Your task: Return the count of lines with the string "this" in them, and nothing else.

********

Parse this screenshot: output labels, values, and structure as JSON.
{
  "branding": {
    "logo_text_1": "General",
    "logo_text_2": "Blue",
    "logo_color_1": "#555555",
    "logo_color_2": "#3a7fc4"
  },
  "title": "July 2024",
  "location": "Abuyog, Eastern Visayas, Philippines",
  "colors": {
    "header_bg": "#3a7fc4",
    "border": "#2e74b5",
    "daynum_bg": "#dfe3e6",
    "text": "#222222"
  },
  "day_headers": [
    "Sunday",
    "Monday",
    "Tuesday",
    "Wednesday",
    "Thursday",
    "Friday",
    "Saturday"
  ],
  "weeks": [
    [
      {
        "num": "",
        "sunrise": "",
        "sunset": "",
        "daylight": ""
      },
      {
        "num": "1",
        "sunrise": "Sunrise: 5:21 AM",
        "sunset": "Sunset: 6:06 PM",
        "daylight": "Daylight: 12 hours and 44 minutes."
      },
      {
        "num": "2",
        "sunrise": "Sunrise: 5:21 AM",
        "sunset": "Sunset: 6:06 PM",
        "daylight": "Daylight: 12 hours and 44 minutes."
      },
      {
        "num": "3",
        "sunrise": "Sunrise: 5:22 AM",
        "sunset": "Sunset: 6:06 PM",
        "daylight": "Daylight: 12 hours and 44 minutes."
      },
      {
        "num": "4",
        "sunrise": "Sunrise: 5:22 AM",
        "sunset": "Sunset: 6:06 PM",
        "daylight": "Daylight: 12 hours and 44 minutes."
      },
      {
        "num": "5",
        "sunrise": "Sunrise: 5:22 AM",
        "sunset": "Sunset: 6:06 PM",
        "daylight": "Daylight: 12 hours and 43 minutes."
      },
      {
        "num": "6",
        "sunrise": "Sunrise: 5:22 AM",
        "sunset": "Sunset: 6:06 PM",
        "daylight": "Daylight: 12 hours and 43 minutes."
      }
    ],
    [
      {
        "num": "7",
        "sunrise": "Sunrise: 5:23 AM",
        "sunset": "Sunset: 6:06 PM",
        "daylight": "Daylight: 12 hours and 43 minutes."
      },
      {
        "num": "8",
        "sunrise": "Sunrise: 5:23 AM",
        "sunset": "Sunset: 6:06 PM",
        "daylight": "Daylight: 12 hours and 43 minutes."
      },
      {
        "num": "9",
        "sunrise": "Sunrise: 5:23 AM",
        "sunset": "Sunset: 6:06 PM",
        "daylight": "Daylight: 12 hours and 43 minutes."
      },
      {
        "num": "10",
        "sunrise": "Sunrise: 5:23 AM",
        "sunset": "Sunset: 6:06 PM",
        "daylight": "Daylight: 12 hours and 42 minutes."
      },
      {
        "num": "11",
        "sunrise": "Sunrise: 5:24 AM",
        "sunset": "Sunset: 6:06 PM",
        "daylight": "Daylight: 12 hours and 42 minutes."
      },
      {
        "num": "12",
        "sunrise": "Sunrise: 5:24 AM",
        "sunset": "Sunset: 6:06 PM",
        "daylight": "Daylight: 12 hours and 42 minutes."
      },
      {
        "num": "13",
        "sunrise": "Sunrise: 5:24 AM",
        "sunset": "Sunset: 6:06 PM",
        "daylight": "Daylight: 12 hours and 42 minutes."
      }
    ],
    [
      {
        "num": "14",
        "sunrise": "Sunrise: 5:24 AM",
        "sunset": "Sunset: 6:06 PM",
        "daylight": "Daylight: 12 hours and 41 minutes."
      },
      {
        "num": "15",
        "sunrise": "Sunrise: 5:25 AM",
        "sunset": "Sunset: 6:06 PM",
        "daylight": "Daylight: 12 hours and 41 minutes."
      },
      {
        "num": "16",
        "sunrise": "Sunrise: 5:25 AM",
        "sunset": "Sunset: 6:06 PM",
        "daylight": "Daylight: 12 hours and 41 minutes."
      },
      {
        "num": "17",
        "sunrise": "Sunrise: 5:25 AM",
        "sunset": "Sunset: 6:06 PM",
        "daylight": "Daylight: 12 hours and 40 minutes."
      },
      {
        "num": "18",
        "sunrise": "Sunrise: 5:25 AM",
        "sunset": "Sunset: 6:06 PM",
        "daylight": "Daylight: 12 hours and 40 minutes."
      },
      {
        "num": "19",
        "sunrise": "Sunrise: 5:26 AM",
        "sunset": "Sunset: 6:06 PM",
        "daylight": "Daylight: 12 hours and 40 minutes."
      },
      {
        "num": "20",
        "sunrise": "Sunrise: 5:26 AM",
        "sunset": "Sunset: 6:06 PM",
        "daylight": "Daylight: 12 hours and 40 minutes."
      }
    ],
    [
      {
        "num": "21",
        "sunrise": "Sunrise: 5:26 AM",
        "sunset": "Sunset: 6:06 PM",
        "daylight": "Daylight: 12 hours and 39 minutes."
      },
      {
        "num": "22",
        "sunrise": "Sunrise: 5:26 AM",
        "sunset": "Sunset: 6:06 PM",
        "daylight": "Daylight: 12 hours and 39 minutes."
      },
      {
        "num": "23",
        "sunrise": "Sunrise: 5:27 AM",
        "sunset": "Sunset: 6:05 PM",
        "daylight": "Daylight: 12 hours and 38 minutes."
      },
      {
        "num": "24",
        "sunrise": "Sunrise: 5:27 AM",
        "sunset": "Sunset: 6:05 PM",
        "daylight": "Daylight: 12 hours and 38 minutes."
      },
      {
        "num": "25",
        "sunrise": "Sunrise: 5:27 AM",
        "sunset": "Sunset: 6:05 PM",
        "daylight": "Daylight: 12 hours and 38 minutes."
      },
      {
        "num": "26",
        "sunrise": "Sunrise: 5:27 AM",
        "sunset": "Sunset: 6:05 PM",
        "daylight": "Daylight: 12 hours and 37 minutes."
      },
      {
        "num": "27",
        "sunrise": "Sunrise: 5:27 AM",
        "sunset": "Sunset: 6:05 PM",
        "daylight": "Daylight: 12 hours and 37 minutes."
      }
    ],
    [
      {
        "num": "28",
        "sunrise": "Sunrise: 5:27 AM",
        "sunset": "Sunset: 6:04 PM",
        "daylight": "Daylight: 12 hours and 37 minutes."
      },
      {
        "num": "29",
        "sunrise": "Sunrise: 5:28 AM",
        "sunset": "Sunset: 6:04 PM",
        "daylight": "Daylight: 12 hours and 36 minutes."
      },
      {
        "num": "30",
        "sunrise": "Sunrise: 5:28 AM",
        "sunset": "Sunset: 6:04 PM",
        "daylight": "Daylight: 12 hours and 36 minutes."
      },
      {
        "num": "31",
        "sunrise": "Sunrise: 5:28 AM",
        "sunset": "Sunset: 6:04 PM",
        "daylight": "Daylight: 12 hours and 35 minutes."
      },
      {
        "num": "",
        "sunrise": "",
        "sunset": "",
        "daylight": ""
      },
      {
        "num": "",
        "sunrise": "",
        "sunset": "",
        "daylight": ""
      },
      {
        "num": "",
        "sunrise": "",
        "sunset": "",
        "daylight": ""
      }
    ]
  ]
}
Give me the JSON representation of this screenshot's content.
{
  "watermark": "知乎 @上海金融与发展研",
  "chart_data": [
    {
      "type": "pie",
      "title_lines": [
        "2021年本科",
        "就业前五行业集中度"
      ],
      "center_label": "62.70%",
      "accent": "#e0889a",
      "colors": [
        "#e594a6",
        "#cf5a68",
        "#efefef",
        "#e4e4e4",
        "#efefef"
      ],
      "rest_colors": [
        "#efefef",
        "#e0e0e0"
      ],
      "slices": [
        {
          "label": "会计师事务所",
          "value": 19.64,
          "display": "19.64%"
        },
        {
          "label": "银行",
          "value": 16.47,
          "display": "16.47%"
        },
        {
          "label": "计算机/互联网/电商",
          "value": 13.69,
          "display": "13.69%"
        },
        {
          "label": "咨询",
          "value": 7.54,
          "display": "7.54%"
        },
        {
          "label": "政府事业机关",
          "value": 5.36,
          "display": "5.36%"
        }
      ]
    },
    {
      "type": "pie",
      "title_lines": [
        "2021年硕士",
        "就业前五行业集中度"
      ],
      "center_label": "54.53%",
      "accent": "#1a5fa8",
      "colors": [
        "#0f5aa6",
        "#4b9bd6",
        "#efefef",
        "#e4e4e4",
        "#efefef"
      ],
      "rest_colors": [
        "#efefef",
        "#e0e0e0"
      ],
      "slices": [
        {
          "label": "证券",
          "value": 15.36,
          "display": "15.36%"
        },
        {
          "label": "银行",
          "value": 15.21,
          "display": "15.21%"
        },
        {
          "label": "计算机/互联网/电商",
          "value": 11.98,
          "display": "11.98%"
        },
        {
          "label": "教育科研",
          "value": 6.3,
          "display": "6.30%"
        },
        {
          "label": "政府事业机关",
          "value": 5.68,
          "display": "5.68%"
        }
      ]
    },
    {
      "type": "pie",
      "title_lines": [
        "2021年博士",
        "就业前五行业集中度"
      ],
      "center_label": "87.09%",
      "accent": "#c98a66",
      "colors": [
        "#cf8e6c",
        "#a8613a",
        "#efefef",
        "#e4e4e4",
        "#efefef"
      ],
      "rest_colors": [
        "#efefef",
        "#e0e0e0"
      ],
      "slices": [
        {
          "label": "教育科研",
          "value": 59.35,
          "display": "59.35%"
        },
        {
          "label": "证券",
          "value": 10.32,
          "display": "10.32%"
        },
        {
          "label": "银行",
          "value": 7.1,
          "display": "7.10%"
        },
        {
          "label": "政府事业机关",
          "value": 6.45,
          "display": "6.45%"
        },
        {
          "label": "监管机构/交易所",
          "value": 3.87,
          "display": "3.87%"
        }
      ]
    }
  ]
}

********

Exercise output: 2